Stated task: Copy all of the material word for word, except for the pictures.

----- Records supplied -----

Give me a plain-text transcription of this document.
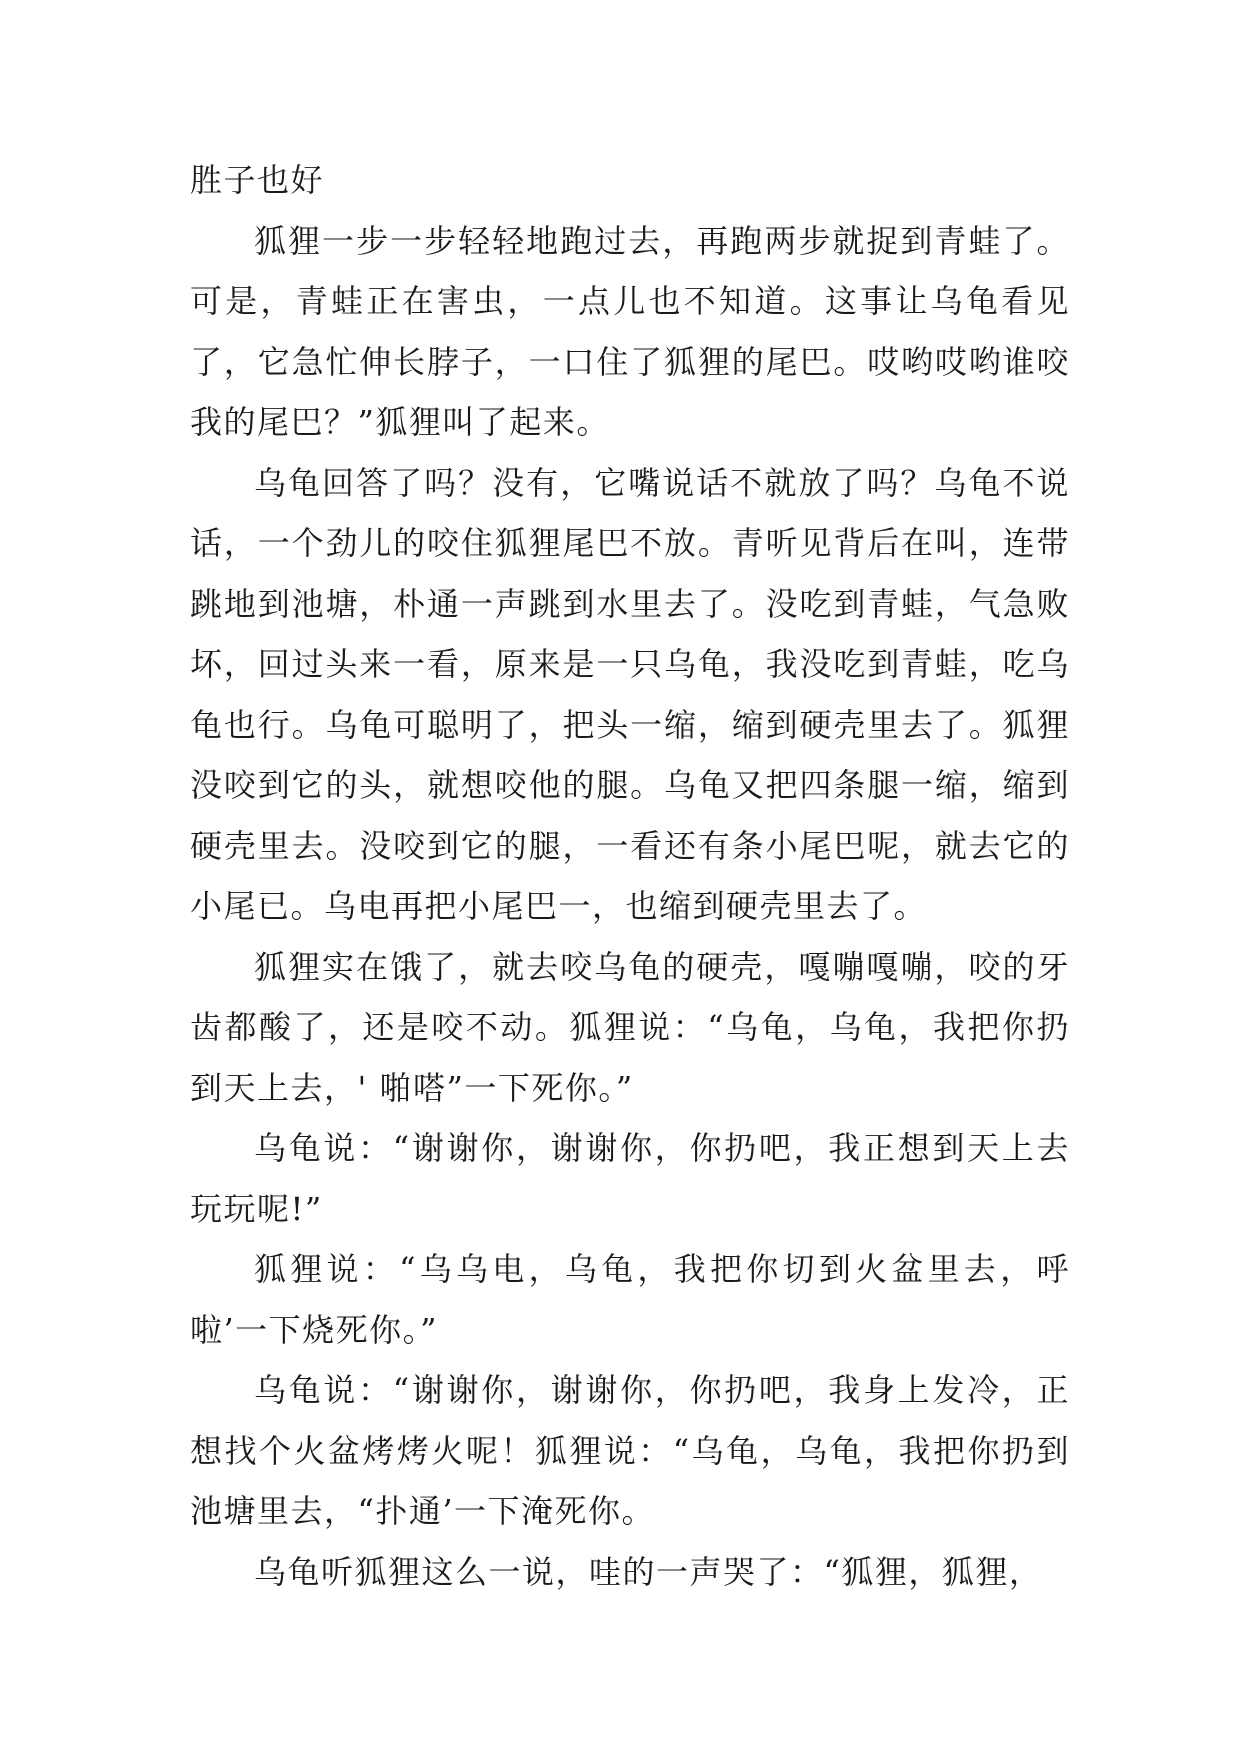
胜子也好

狐狸一步一步轻轻地跑过去，再跑两步就捉到青蛙了。可是，青蛙正在害虫，一点儿也不知道。这事让乌龟看见了，它急忙伸长脖子，一口住了狐狸的尾巴。哎哟哎哟谁咬我的尾巴？”狐狸叫了起来。

乌龟回答了吗？没有，它嘴说话不就放了吗？乌龟不说话，一个劲儿的咬住狐狸尾巴不放。青听见背后在叫，连带跳地到池塘，朴通一声跳到水里去了。没吃到青蛙，气急败坏，回过头来一看，原来是一只乌龟，我没吃到青蛙，吃乌龟也行。乌龟可聪明了，把头一缩，缩到硬壳里去了。狐狸没咬到它的头，就想咬他的腿。乌龟又把四条腿一缩，缩到硬壳里去。没咬到它的腿，一看还有条小尾巴呢，就去它的小尾已。乌电再把小尾巴一，也缩到硬壳里去了。

狐狸实在饿了，就去咬乌龟的硬壳，嘎嘣嘎嘣，咬的牙齿都酸了，还是咬不动。狐狸说：“乌龟，乌龟，我把你扔到天上去，' 啪嗒”一下死你。”

乌龟说：“谢谢你，谢谢你，你扔吧，我正想到天上去玩玩呢!”

狐狸说：“乌乌电，乌龟，我把你切到火盆里去，呼啦’一下烧死你。”

乌龟说：“谢谢你，谢谢你，你扔吧，我身上发冷，正想找个火盆烤烤火呢！狐狸说：“乌龟，乌龟，我把你扔到池塘里去，“扑通’一下淹死你。

乌龟听狐狸这么一说，哇的一声哭了：“狐狸，狐狸，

-----

Output for this task:
Give me a plain-text transcription of this document.
胜子也好

狐狸一步一步轻轻地跑过去，再跑两步就捉到青蛙了。可是，青蛙正在害虫，一点儿也不知道。这事让乌龟看见了，它急忙伸长脖子，一口住了狐狸的尾巴。哎哟哎哟谁咬我的尾巴？”狐狸叫了起来。

乌龟回答了吗？没有，它嘴说话不就放了吗？乌龟不说话，一个劲儿的咬住狐狸尾巴不放。青听见背后在叫，连带跳地到池塘，朴通一声跳到水里去了。没吃到青蛙，气急败坏，回过头来一看，原来是一只乌龟，我没吃到青蛙，吃乌龟也行。乌龟可聪明了，把头一缩，缩到硬壳里去了。狐狸没咬到它的头，就想咬他的腿。乌龟又把四条腿一缩，缩到硬壳里去。没咬到它的腿，一看还有条小尾巴呢，就去它的小尾已。乌电再把小尾巴一，也缩到硬壳里去了。

狐狸实在饿了，就去咬乌龟的硬壳，嘎嘣嘎嘣，咬的牙齿都酸了，还是咬不动。狐狸说：“乌龟，乌龟，我把你扔到天上去，' 啪嗒”一下死你。”

乌龟说：“谢谢你，谢谢你，你扔吧，我正想到天上去玩玩呢!”

狐狸说：“乌乌电，乌龟，我把你切到火盆里去，呼啦’一下烧死你。”

乌龟说：“谢谢你，谢谢你，你扔吧，我身上发冷，正想找个火盆烤烤火呢！狐狸说：“乌龟，乌龟，我把你扔到池塘里去，“扑通’一下淹死你。

乌龟听狐狸这么一说，哇的一声哭了：“狐狸，狐狸，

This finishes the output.